▶ **Your goal**
Output solely the number of lines containing the string "placeholder".

───── Source records ─────

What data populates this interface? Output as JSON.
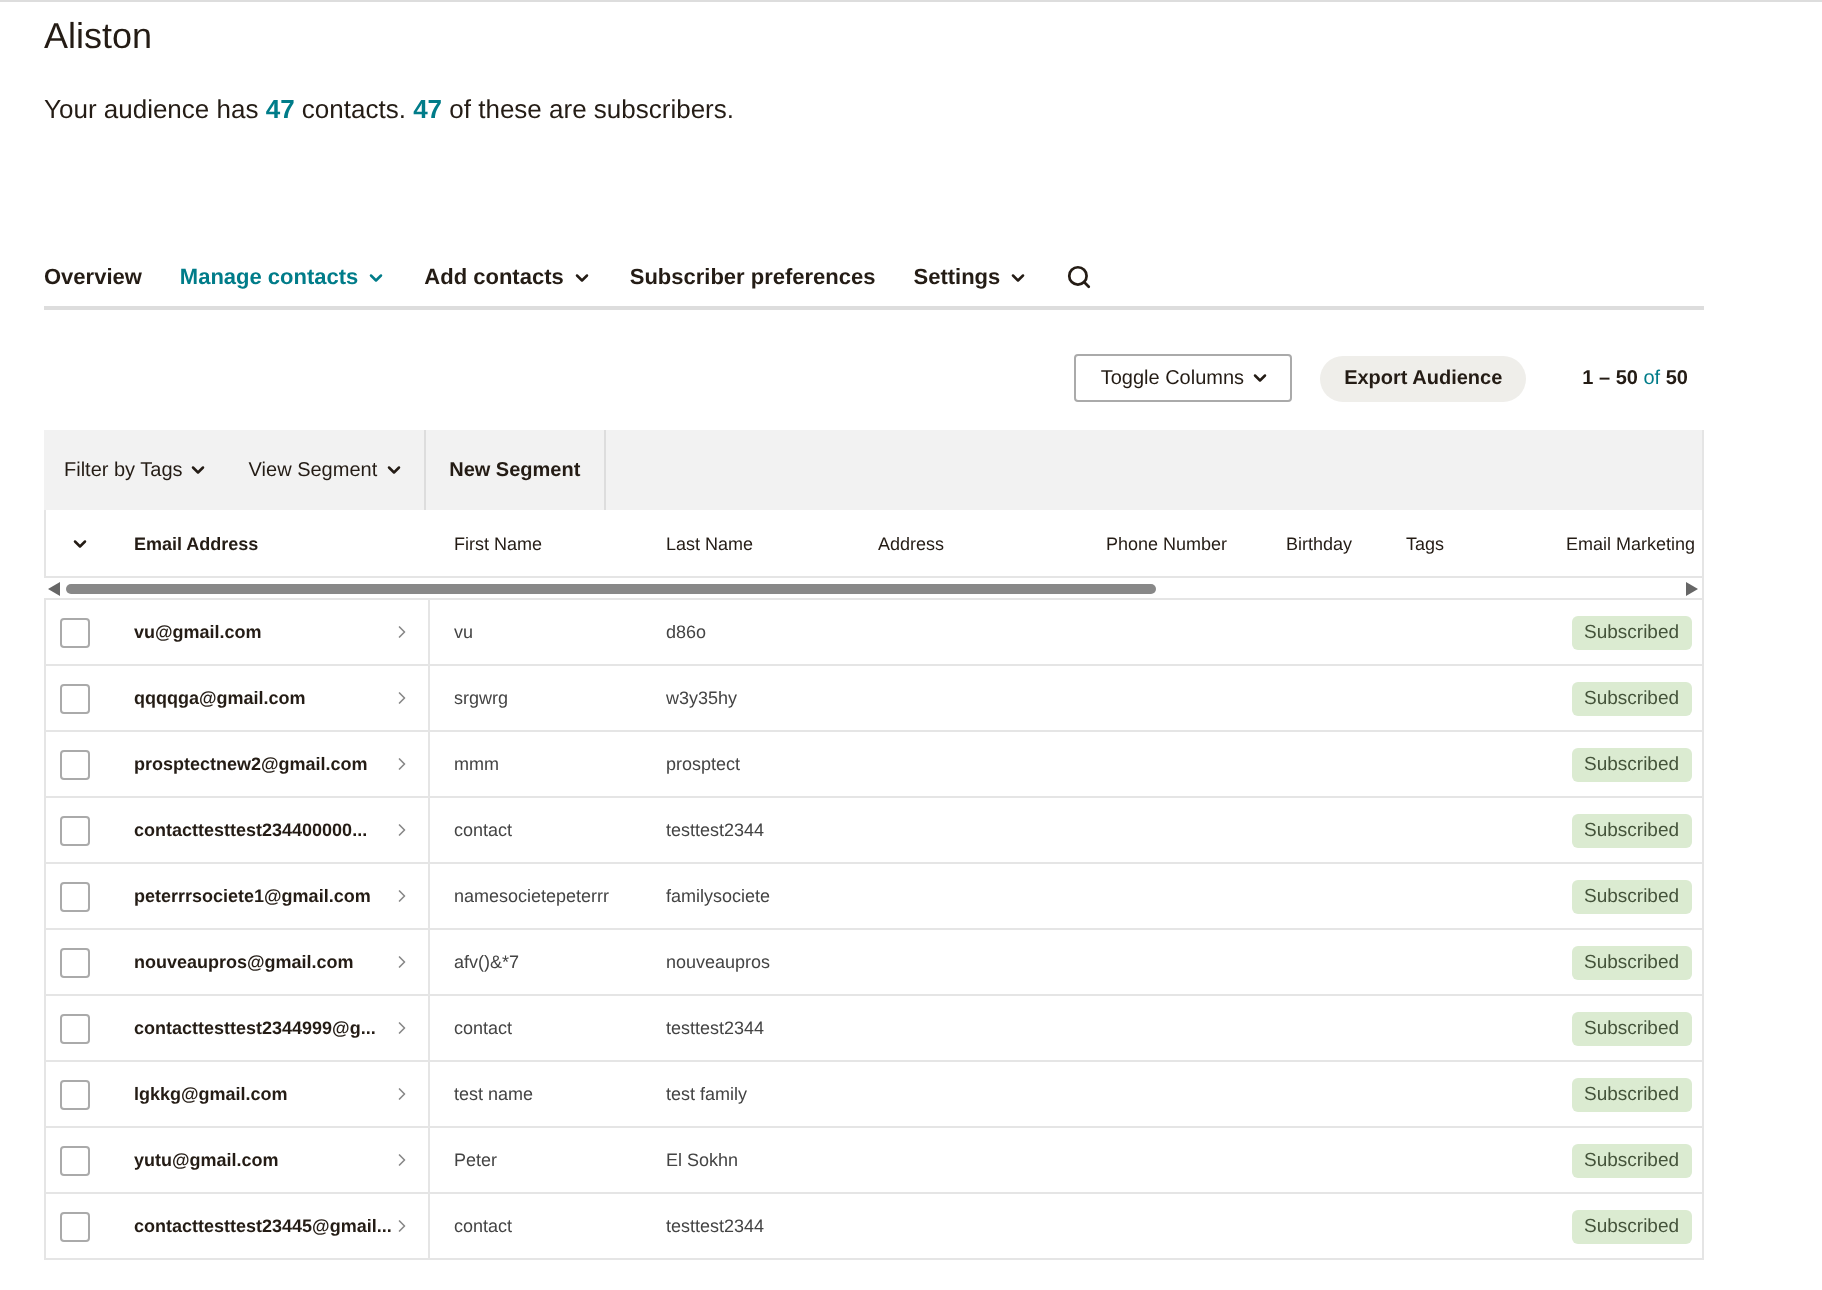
{
  "title": "Aliston",
  "summary": "Your audience has **47** contacts. **47** of these are subscribers.",
  "nav": [
    {
      "label": "Overview",
      "selected": false,
      "dropdown": false
    },
    {
      "label": "Manage contacts",
      "selected": true,
      "dropdown": true
    },
    {
      "label": "Add contacts",
      "selected": false,
      "dropdown": true
    },
    {
      "label": "Subscriber preferences",
      "selected": false,
      "dropdown": false
    },
    {
      "label": "Settings",
      "selected": false,
      "dropdown": true
    }
  ],
  "toolbar": {
    "toggle_columns": "Toggle Columns",
    "export": "Export Audience",
    "range": "1 – 50",
    "of": "of",
    "total": "50"
  },
  "filters": [
    {
      "label": "Filter by Tags",
      "kind": "menu"
    },
    {
      "label": "View Segment",
      "kind": "menu"
    },
    {
      "label": "New Segment",
      "kind": "action"
    }
  ],
  "table": {
    "columns": [
      "Email Address",
      "First Name",
      "Last Name",
      "Address",
      "Phone Number",
      "Birthday",
      "Tags",
      "Email Marketing"
    ],
    "rows": [
      {
        "checked": false,
        "email": "vu@gmail.com",
        "first": "vu",
        "last": "d86o",
        "status": "Subscribed"
      },
      {
        "checked": false,
        "email": "qqqqga@gmail.com",
        "first": "srgwrg",
        "last": "w3y35hy",
        "status": "Subscribed"
      },
      {
        "checked": false,
        "email": "prosptectnew2@gmail.com",
        "first": "mmm",
        "last": "prosptect",
        "status": "Subscribed"
      },
      {
        "checked": false,
        "email": "contacttesttest234400000...",
        "first": "contact",
        "last": "testtest2344",
        "status": "Subscribed"
      },
      {
        "checked": false,
        "email": "peterrrsociete1@gmail.com",
        "first": "namesocietepeterrr",
        "last": "familysociete",
        "status": "Subscribed"
      },
      {
        "checked": false,
        "email": "nouveaupros@gmail.com",
        "first": "afv()&*7",
        "last": "nouveaupros",
        "status": "Subscribed"
      },
      {
        "checked": false,
        "email": "contacttesttest2344999@g...",
        "first": "contact",
        "last": "testtest2344",
        "status": "Subscribed"
      },
      {
        "checked": false,
        "email": "lgkkg@gmail.com",
        "first": "test name",
        "last": "test family",
        "status": "Subscribed"
      },
      {
        "checked": false,
        "email": "yutu@gmail.com",
        "first": "Peter",
        "last": "El Sokhn",
        "status": "Subscribed"
      },
      {
        "checked": false,
        "email": "contacttesttest23445@gmail...",
        "first": "contact",
        "last": "testtest2344",
        "status": "Subscribed"
      }
    ]
  }
}
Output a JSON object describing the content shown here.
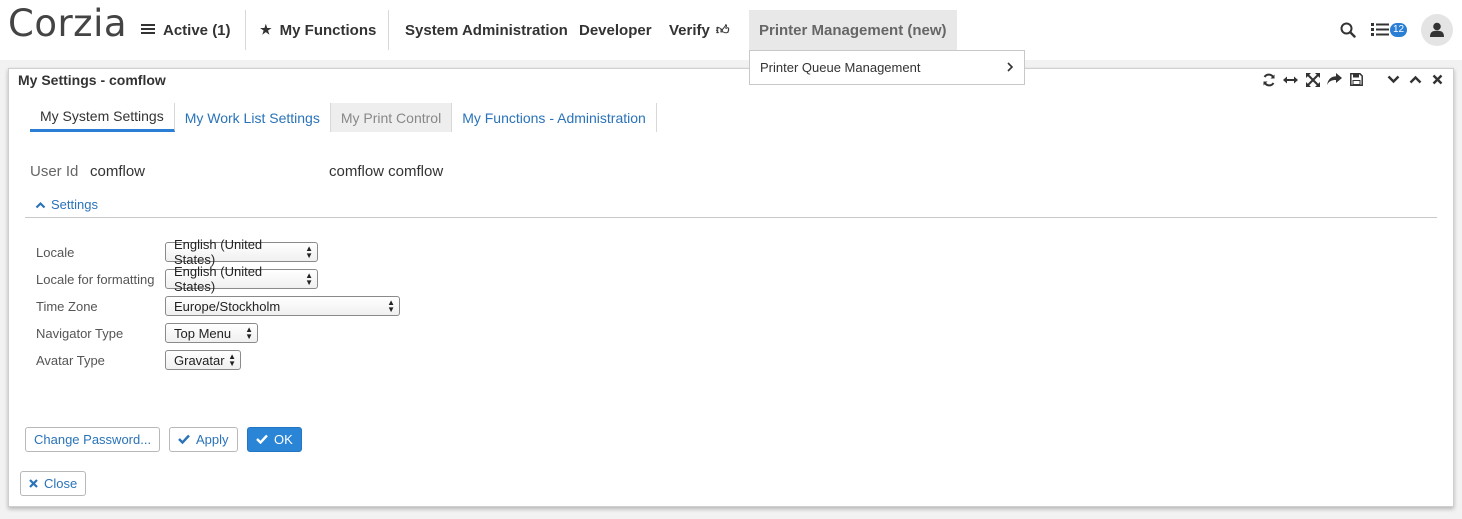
{
  "app": {
    "logo": "Corzia"
  },
  "nav": {
    "active": "Active (1)",
    "my_functions": "My Functions",
    "system_admin": "System Administration",
    "developer": "Developer",
    "verify": "Verify",
    "printer_mgmt": "Printer Management (new)",
    "badge_count": "12"
  },
  "dropdown": {
    "item": "Printer Queue Management"
  },
  "panel": {
    "title": "My Settings - comflow",
    "tabs": [
      "My System Settings",
      "My Work List Settings",
      "My Print Control",
      "My Functions - Administration"
    ],
    "user_id_label": "User Id",
    "user_id_value": "comflow",
    "user_name": "comflow comflow",
    "settings_label": "Settings",
    "fields": [
      {
        "label": "Locale",
        "value": "English (United States)"
      },
      {
        "label": "Locale for formatting",
        "value": "English (United States)"
      },
      {
        "label": "Time Zone",
        "value": "Europe/Stockholm"
      },
      {
        "label": "Navigator Type",
        "value": "Top Menu"
      },
      {
        "label": "Avatar Type",
        "value": "Gravatar"
      }
    ],
    "buttons": {
      "change_password": "Change Password...",
      "apply": "Apply",
      "ok": "OK",
      "close": "Close"
    }
  },
  "colors": {
    "accent": "#2a85d6",
    "link": "#2a73b8"
  }
}
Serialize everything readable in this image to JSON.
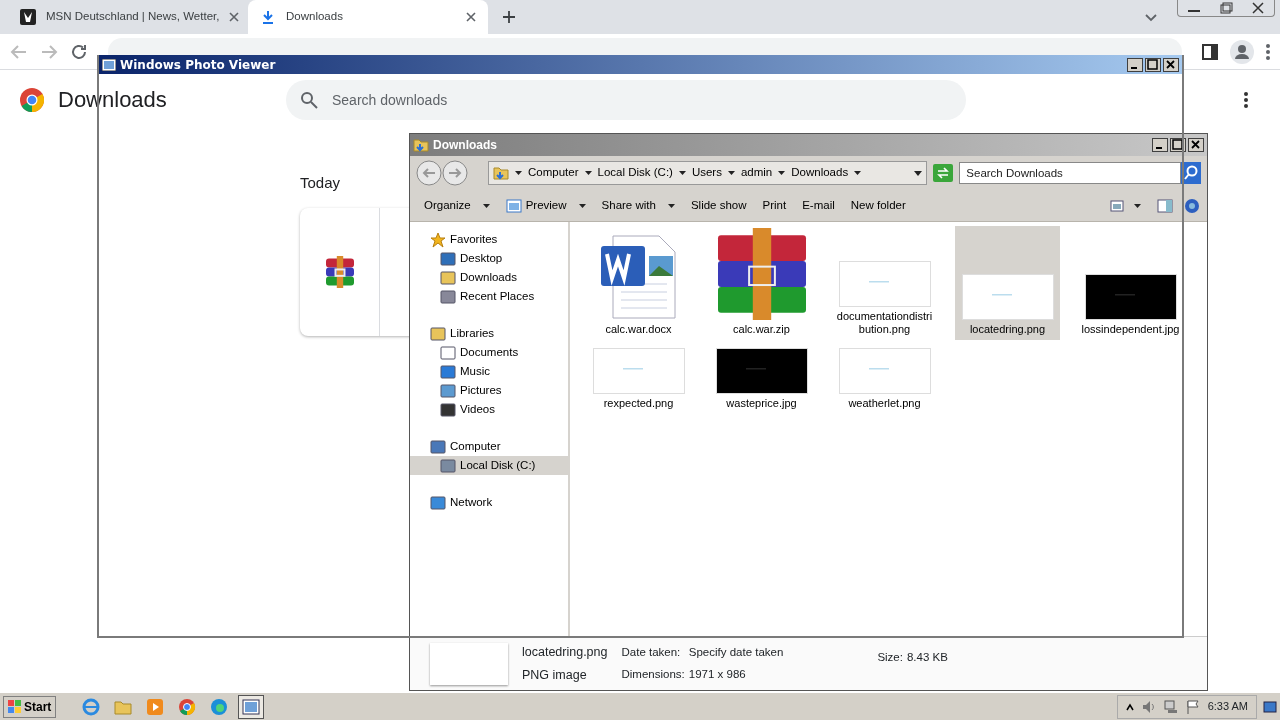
{
  "browser": {
    "tabs": [
      {
        "title": "MSN Deutschland | News, Wetter,",
        "kind": "msn",
        "selected": false
      },
      {
        "title": "Downloads",
        "kind": "download",
        "selected": true
      }
    ]
  },
  "downloads_page": {
    "title": "Downloads",
    "search": {
      "placeholder": "Search downloads"
    },
    "date_group": "Today"
  },
  "photo_viewer": {
    "title": "Windows Photo Viewer"
  },
  "explorer": {
    "title": "Downloads",
    "breadcrumb": [
      "Computer",
      "Local Disk (C:)",
      "Users",
      "admin",
      "Downloads"
    ],
    "search": {
      "placeholder": "Search Downloads"
    },
    "toolbar": [
      {
        "label": "Organize",
        "dropdown": true,
        "kind": "text"
      },
      {
        "label": "Preview",
        "dropdown": true,
        "kind": "preview"
      },
      {
        "label": "Share with",
        "dropdown": true,
        "kind": "text"
      },
      {
        "label": "Slide show",
        "dropdown": false,
        "kind": "text"
      },
      {
        "label": "Print",
        "dropdown": false,
        "kind": "text"
      },
      {
        "label": "E-mail",
        "dropdown": false,
        "kind": "text"
      },
      {
        "label": "New folder",
        "dropdown": false,
        "kind": "text"
      }
    ],
    "nav": [
      {
        "label": "Favorites",
        "kind": "star",
        "selected": false,
        "children": [
          {
            "label": "Desktop",
            "kind": "desktop",
            "selected": false
          },
          {
            "label": "Downloads",
            "kind": "folder",
            "selected": false
          },
          {
            "label": "Recent Places",
            "kind": "places",
            "selected": false
          }
        ]
      },
      {
        "label": "Libraries",
        "kind": "library",
        "selected": false,
        "children": [
          {
            "label": "Documents",
            "kind": "docs",
            "selected": false
          },
          {
            "label": "Music",
            "kind": "music",
            "selected": false
          },
          {
            "label": "Pictures",
            "kind": "pictures",
            "selected": false
          },
          {
            "label": "Videos",
            "kind": "videos",
            "selected": false
          }
        ]
      },
      {
        "label": "Computer",
        "kind": "computer",
        "selected": false,
        "children": [
          {
            "label": "Local Disk (C:)",
            "kind": "disk",
            "selected": true
          }
        ]
      },
      {
        "label": "Network",
        "kind": "network",
        "selected": false
      }
    ],
    "files": [
      {
        "name": "calc.war.docx",
        "kind": "docx",
        "selected": false
      },
      {
        "name": "calc.war.zip",
        "kind": "zip",
        "selected": false
      },
      {
        "name": "documentationdistribution.png",
        "kind": "light",
        "selected": false
      },
      {
        "name": "locatedring.png",
        "kind": "light",
        "selected": true
      },
      {
        "name": "lossindependent.jpg",
        "kind": "dark",
        "selected": false
      },
      {
        "name": "rexpected.png",
        "kind": "light",
        "selected": false
      },
      {
        "name": "wasteprice.jpg",
        "kind": "dark",
        "selected": false
      },
      {
        "name": "weatherlet.png",
        "kind": "light",
        "selected": false
      }
    ],
    "details": {
      "name": "locatedring.png",
      "type": "PNG image",
      "fields": [
        {
          "label": "Date taken:",
          "value": "Specify date taken"
        },
        {
          "label": "Dimensions:",
          "value": "1971 x 986"
        },
        {
          "label": "Size:",
          "value": "8.43 KB"
        }
      ]
    }
  },
  "taskbar": {
    "start": "Start",
    "apps": [
      {
        "kind": "ie",
        "active": false
      },
      {
        "kind": "explorer",
        "active": false
      },
      {
        "kind": "media",
        "active": false
      },
      {
        "kind": "chrome",
        "active": false
      },
      {
        "kind": "edge",
        "active": false
      },
      {
        "kind": "photos",
        "active": true
      }
    ],
    "clock": "6:33 AM"
  }
}
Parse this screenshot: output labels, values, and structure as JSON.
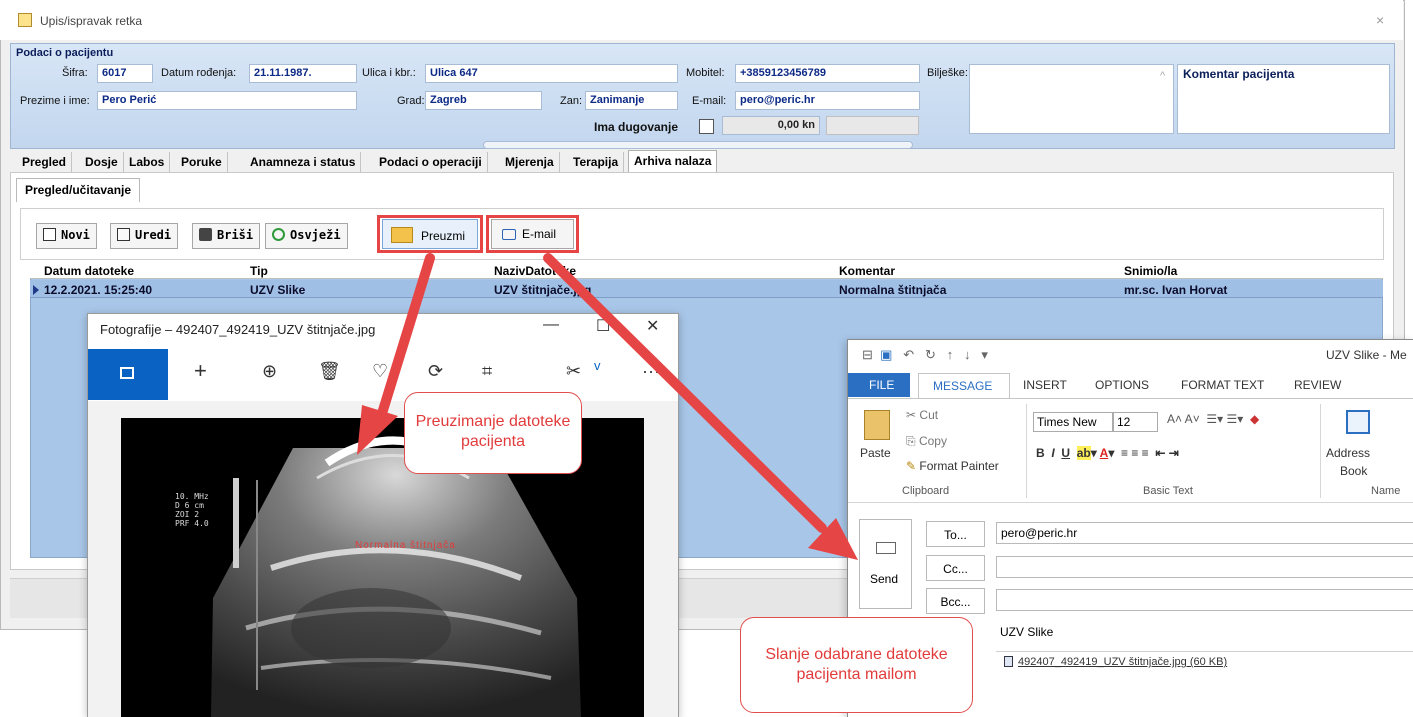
{
  "dialog": {
    "title": "Upis/ispravak retka",
    "close": "×"
  },
  "patient": {
    "header": "Podaci o pacijentu",
    "sifra_label": "Šifra:",
    "sifra": "6017",
    "dob_label": "Datum rođenja:",
    "dob": "21.11.1987.",
    "street_label": "Ulica i kbr.:",
    "street": "Ulica 647",
    "mobile_label": "Mobitel:",
    "mobile": "+3859123456789",
    "notes_label": "Bilješke:",
    "comment_title": "Komentar pacijenta",
    "name_label": "Prezime i ime:",
    "name": "Pero Perić",
    "city_label": "Grad:",
    "city": "Zagreb",
    "occupation_label": "Zan:",
    "occupation": "Zanimanje",
    "email_label": "E-mail:",
    "email": "pero@peric.hr",
    "debt_label": "Ima dugovanje",
    "debt_amount": "0,00 kn"
  },
  "tabs": [
    "Pregled",
    "Dosje",
    "Labos",
    "Poruke",
    "Anamneza i status",
    "Podaci o operaciji",
    "Mjerenja",
    "Terapija",
    "Arhiva nalaza"
  ],
  "active_tab": "Arhiva nalaza",
  "subtab": "Pregled/učitavanje",
  "toolbar": {
    "novi": "Novi",
    "uredi": "Uredi",
    "brisi": "Briši",
    "osvjezi": "Osvježi",
    "preuzmi": "Preuzmi",
    "email": "E-mail"
  },
  "grid": {
    "columns": [
      "Datum datoteke",
      "Tip",
      "NazivDatoteke",
      "Komentar",
      "Snimio/la"
    ],
    "rows": [
      [
        "12.2.2021. 15:25:40",
        "UZV Slike",
        "UZV štitnjače.jpg",
        "Normalna štitnjača",
        "mr.sc. Ivan Horvat"
      ]
    ]
  },
  "photos": {
    "title": "Fotografije – 492407_492419_UZV štitnjače.jpg",
    "minimize": "—",
    "maximize": "☐",
    "close": "✕",
    "image_text": {
      "params": [
        "10. MHz",
        "D 6 cm",
        "ZOI 2",
        "PRF 4.0"
      ],
      "annotation": "Normalna štitnjača"
    }
  },
  "outlook": {
    "title": "UZV Slike - Me",
    "tabs": [
      "FILE",
      "MESSAGE",
      "INSERT",
      "OPTIONS",
      "FORMAT TEXT",
      "REVIEW"
    ],
    "clipboard": {
      "cut": "Cut",
      "copy": "Copy",
      "paste": "Paste",
      "format_painter": "Format Painter",
      "group": "Clipboard"
    },
    "basic_text": {
      "font": "Times New",
      "size": "12",
      "group": "Basic Text"
    },
    "names": {
      "address_line1": "Address",
      "address_line2": "Book",
      "group": "Name"
    },
    "send": "Send",
    "to_label": "To...",
    "cc_label": "Cc...",
    "bcc_label": "Bcc...",
    "to": "pero@peric.hr",
    "subject": "UZV Slike",
    "attachment": "492407_492419_UZV štitnjače.jpg (60 KB)"
  },
  "callouts": {
    "download": "Preuzimanje datoteke pacijenta",
    "email": "Slanje odabrane datoteke pacijenta mailom"
  },
  "colors": {
    "highlight": "#e64545",
    "accent": "#0a63c2",
    "outlook_blue": "#2b6fc2",
    "grid_row": "#9fbfe5"
  }
}
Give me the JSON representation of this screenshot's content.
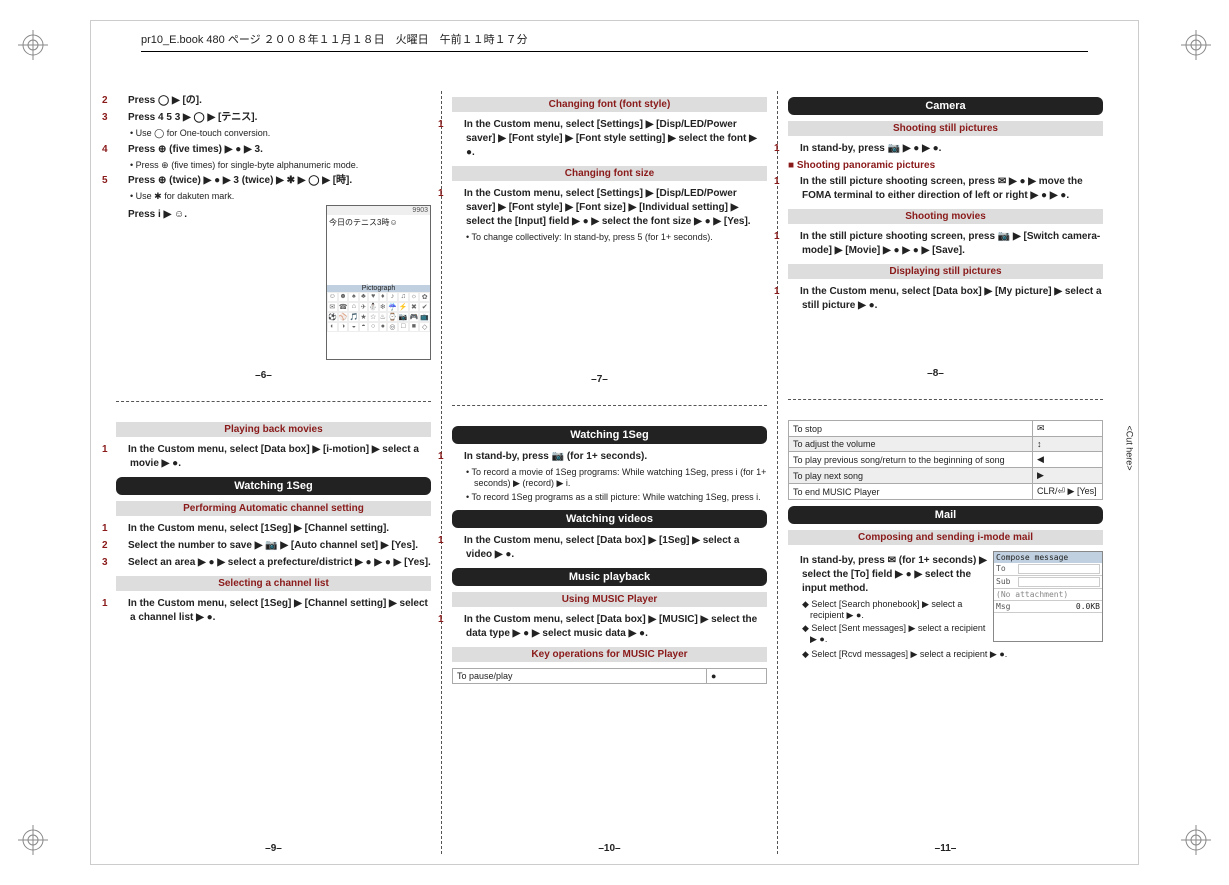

─────

▶ **Response to this exercise**
2